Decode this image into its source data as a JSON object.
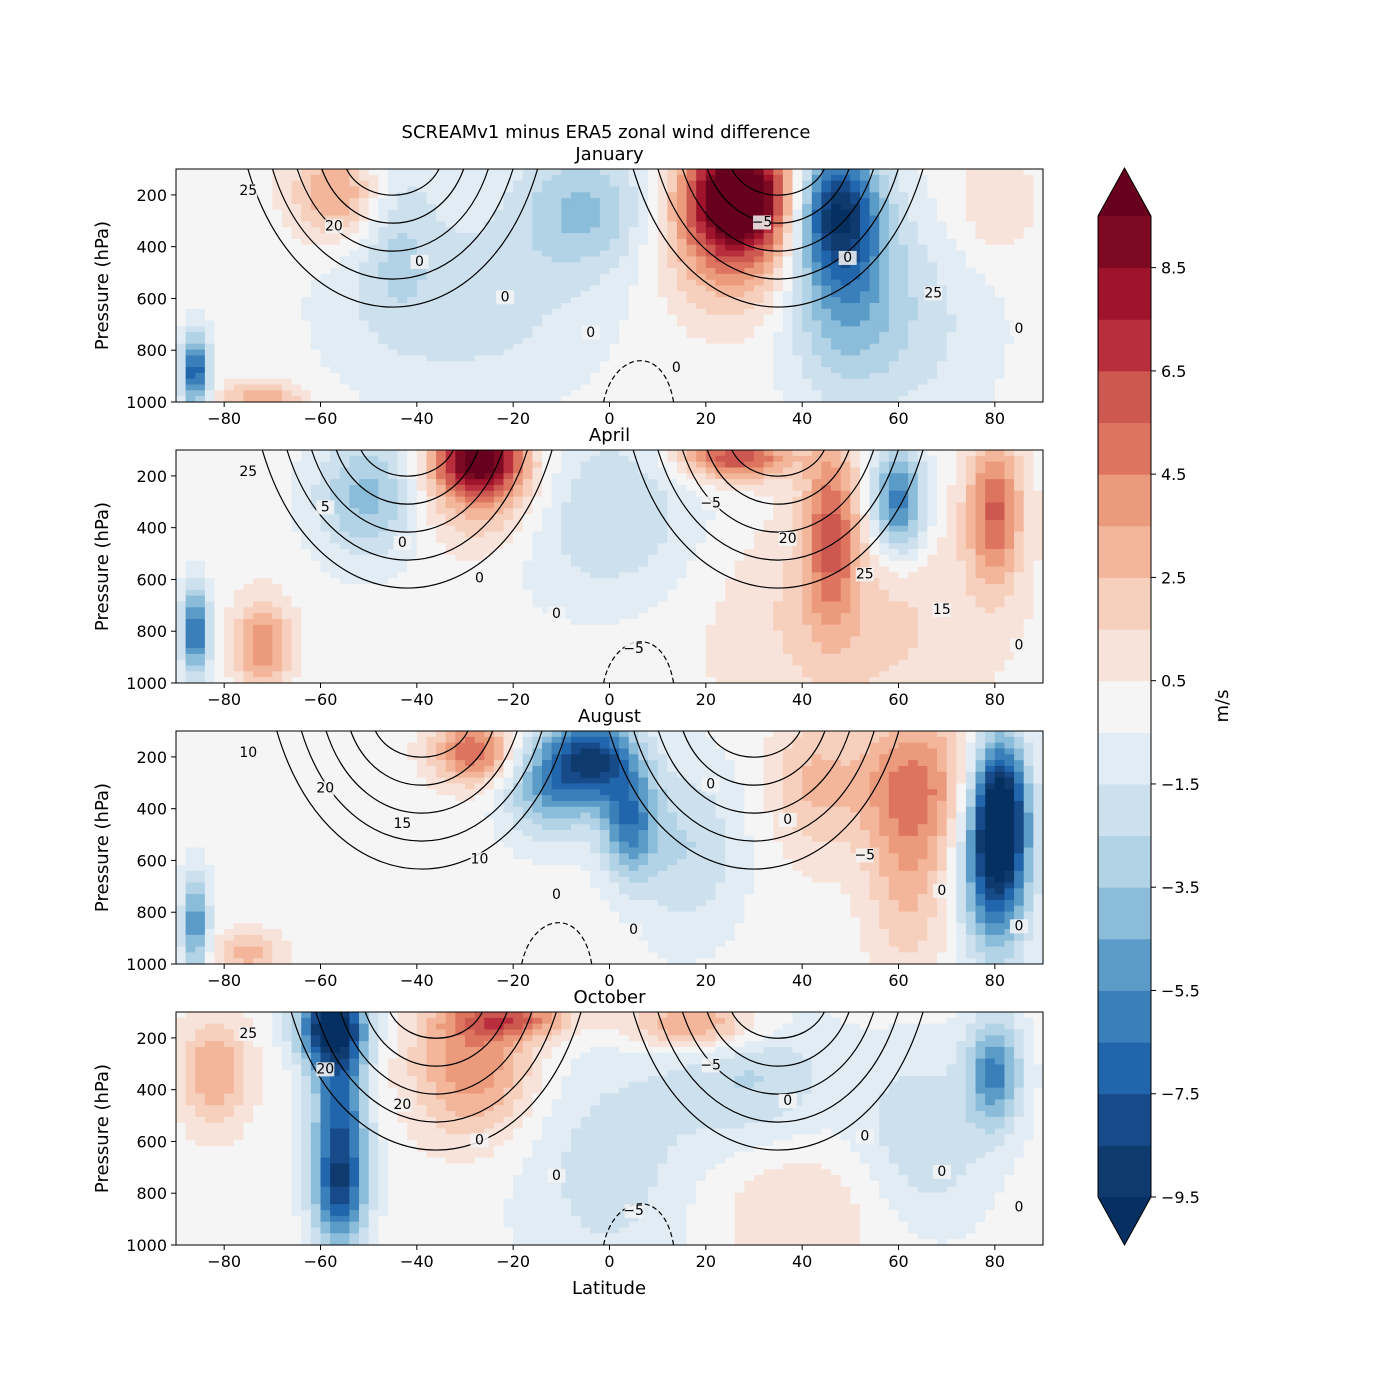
{
  "chart_data": {
    "type": "heatmap",
    "title": "SCREAMv1 minus ERA5 zonal wind difference",
    "xlabel": "Latitude",
    "ylabel": "Pressure (hPa)",
    "xlim": [
      -90,
      90
    ],
    "ylim": [
      1000,
      100
    ],
    "xticks": [
      -80,
      -60,
      -40,
      -20,
      0,
      20,
      40,
      60,
      80
    ],
    "yticks": [
      200,
      400,
      600,
      800,
      1000
    ],
    "colorbar": {
      "label": "m/s",
      "cmap": "RdBu_r",
      "levels": [
        -9.5,
        -8.5,
        -7.5,
        -6.5,
        -5.5,
        -4.5,
        -3.5,
        -2.5,
        -1.5,
        -0.5,
        0.5,
        1.5,
        2.5,
        3.5,
        4.5,
        5.5,
        6.5,
        7.5,
        8.5,
        9.5
      ],
      "tick_labels": [
        "−9.5",
        "−7.5",
        "−5.5",
        "−3.5",
        "−1.5",
        "0.5",
        "2.5",
        "4.5",
        "6.5",
        "8.5"
      ],
      "extend": "both",
      "colors": [
        "#0e3a6e",
        "#174a89",
        "#2166ac",
        "#3a7fb9",
        "#5a9bc8",
        "#8bbdda",
        "#b2d2e6",
        "#cde0ee",
        "#e2ecf4",
        "#f5f5f5",
        "#f8e3da",
        "#f6d0bd",
        "#f3b69b",
        "#ec9a7c",
        "#dc7460",
        "#cd5850",
        "#b92e3c",
        "#9f142b",
        "#7d0a22"
      ],
      "under_color": "#053061",
      "over_color": "#67001f"
    },
    "panels": [
      {
        "title": "January",
        "contour_labels": [
          "25",
          "20",
          "0",
          "0",
          "0",
          "0",
          "−5",
          "0",
          "25",
          "0"
        ],
        "features": [
          {
            "lat": 27,
            "p": 190,
            "v": 9.2,
            "wlat": 7,
            "wp": 140
          },
          {
            "lat": 26,
            "p": 330,
            "v": 5.5,
            "wlat": 10,
            "wp": 220
          },
          {
            "lat": 47,
            "p": 250,
            "v": -7.2,
            "wlat": 6,
            "wp": 170
          },
          {
            "lat": 48,
            "p": 500,
            "v": -4.0,
            "wlat": 8,
            "wp": 280
          },
          {
            "lat": -56,
            "p": 200,
            "v": 4.0,
            "wlat": 7,
            "wp": 130
          },
          {
            "lat": -45,
            "p": 300,
            "v": -2.0,
            "wlat": 6,
            "wp": 250
          },
          {
            "lat": -5,
            "p": 250,
            "v": -3.5,
            "wlat": 10,
            "wp": 170
          },
          {
            "lat": -30,
            "p": 620,
            "v": -2.0,
            "wlat": 20,
            "wp": 280
          },
          {
            "lat": -86,
            "p": 880,
            "v": -7.5,
            "wlat": 2,
            "wp": 100
          },
          {
            "lat": -72,
            "p": 980,
            "v": 3.5,
            "wlat": 6,
            "wp": 40
          },
          {
            "lat": 80,
            "p": 250,
            "v": 1.5,
            "wlat": 6,
            "wp": 150
          },
          {
            "lat": 60,
            "p": 700,
            "v": -2.0,
            "wlat": 14,
            "wp": 300
          }
        ]
      },
      {
        "title": "April",
        "contour_labels": [
          "25",
          "5",
          "0",
          "0",
          "0",
          "−5",
          "−5",
          "20",
          "25",
          "15",
          "0"
        ],
        "features": [
          {
            "lat": -27,
            "p": 140,
            "v": 8.5,
            "wlat": 6,
            "wp": 80
          },
          {
            "lat": -27,
            "p": 240,
            "v": 4.0,
            "wlat": 9,
            "wp": 160
          },
          {
            "lat": 26,
            "p": 130,
            "v": 6.5,
            "wlat": 8,
            "wp": 60
          },
          {
            "lat": -50,
            "p": 280,
            "v": -4.0,
            "wlat": 8,
            "wp": 170
          },
          {
            "lat": 60,
            "p": 300,
            "v": -6.5,
            "wlat": 4,
            "wp": 150
          },
          {
            "lat": 46,
            "p": 400,
            "v": 5.0,
            "wlat": 4,
            "wp": 250
          },
          {
            "lat": 80,
            "p": 330,
            "v": 5.5,
            "wlat": 4,
            "wp": 200
          },
          {
            "lat": -72,
            "p": 850,
            "v": 4.5,
            "wlat": 4,
            "wp": 120
          },
          {
            "lat": -86,
            "p": 800,
            "v": -7.0,
            "wlat": 2,
            "wp": 120
          },
          {
            "lat": 0,
            "p": 350,
            "v": -2.5,
            "wlat": 14,
            "wp": 250
          },
          {
            "lat": 50,
            "p": 750,
            "v": 2.0,
            "wlat": 20,
            "wp": 300
          }
        ]
      },
      {
        "title": "August",
        "contour_labels": [
          "10",
          "20",
          "15",
          "10",
          "0",
          "0",
          "0",
          "0",
          "−5",
          "0",
          "0"
        ],
        "features": [
          {
            "lat": 81,
            "p": 400,
            "v": -9.3,
            "wlat": 4,
            "wp": 200
          },
          {
            "lat": 80,
            "p": 650,
            "v": -6.5,
            "wlat": 5,
            "wp": 250
          },
          {
            "lat": -3,
            "p": 200,
            "v": -7.0,
            "wlat": 6,
            "wp": 110
          },
          {
            "lat": -12,
            "p": 300,
            "v": -5.0,
            "wlat": 7,
            "wp": 150
          },
          {
            "lat": 4,
            "p": 450,
            "v": -5.5,
            "wlat": 4,
            "wp": 150
          },
          {
            "lat": -28,
            "p": 180,
            "v": 5.5,
            "wlat": 6,
            "wp": 90
          },
          {
            "lat": 63,
            "p": 300,
            "v": 4.5,
            "wlat": 9,
            "wp": 200
          },
          {
            "lat": 62,
            "p": 700,
            "v": 2.5,
            "wlat": 6,
            "wp": 250
          },
          {
            "lat": 42,
            "p": 300,
            "v": 2.5,
            "wlat": 6,
            "wp": 200
          },
          {
            "lat": -86,
            "p": 850,
            "v": -5.5,
            "wlat": 2,
            "wp": 140
          },
          {
            "lat": -75,
            "p": 960,
            "v": 3.0,
            "wlat": 5,
            "wp": 60
          },
          {
            "lat": 16,
            "p": 550,
            "v": -2.5,
            "wlat": 8,
            "wp": 250
          }
        ]
      },
      {
        "title": "October",
        "contour_labels": [
          "25",
          "20",
          "20",
          "0",
          "0",
          "−5",
          "−5",
          "0",
          "0",
          "0",
          "0"
        ],
        "features": [
          {
            "lat": -58,
            "p": 150,
            "v": -8.5,
            "wlat": 5,
            "wp": 110
          },
          {
            "lat": -56,
            "p": 450,
            "v": -6.5,
            "wlat": 4,
            "wp": 250
          },
          {
            "lat": -56,
            "p": 800,
            "v": -6.0,
            "wlat": 4,
            "wp": 160
          },
          {
            "lat": -28,
            "p": 300,
            "v": 4.5,
            "wlat": 9,
            "wp": 200
          },
          {
            "lat": -20,
            "p": 130,
            "v": 4.5,
            "wlat": 9,
            "wp": 50
          },
          {
            "lat": 18,
            "p": 150,
            "v": 4.5,
            "wlat": 10,
            "wp": 70
          },
          {
            "lat": -82,
            "p": 330,
            "v": 3.5,
            "wlat": 5,
            "wp": 150
          },
          {
            "lat": 80,
            "p": 330,
            "v": -5.5,
            "wlat": 4,
            "wp": 150
          },
          {
            "lat": 30,
            "p": 350,
            "v": -2.5,
            "wlat": 12,
            "wp": 200
          },
          {
            "lat": 65,
            "p": 600,
            "v": -2.5,
            "wlat": 10,
            "wp": 250
          },
          {
            "lat": 0,
            "p": 700,
            "v": -2.0,
            "wlat": 14,
            "wp": 350
          },
          {
            "lat": 40,
            "p": 850,
            "v": 1.5,
            "wlat": 15,
            "wp": 200
          }
        ]
      }
    ]
  }
}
◆ ◆ ◆ ◆
REQUIRED WORK
From the records above, pull out every line containing the word "title".

PROBLEM SOLUTION
    "title": "SCREAMv1 minus ERA5 zonal wind difference",
        "title": "January",
        "title": "April",
        "title": "August",
        "title": "October",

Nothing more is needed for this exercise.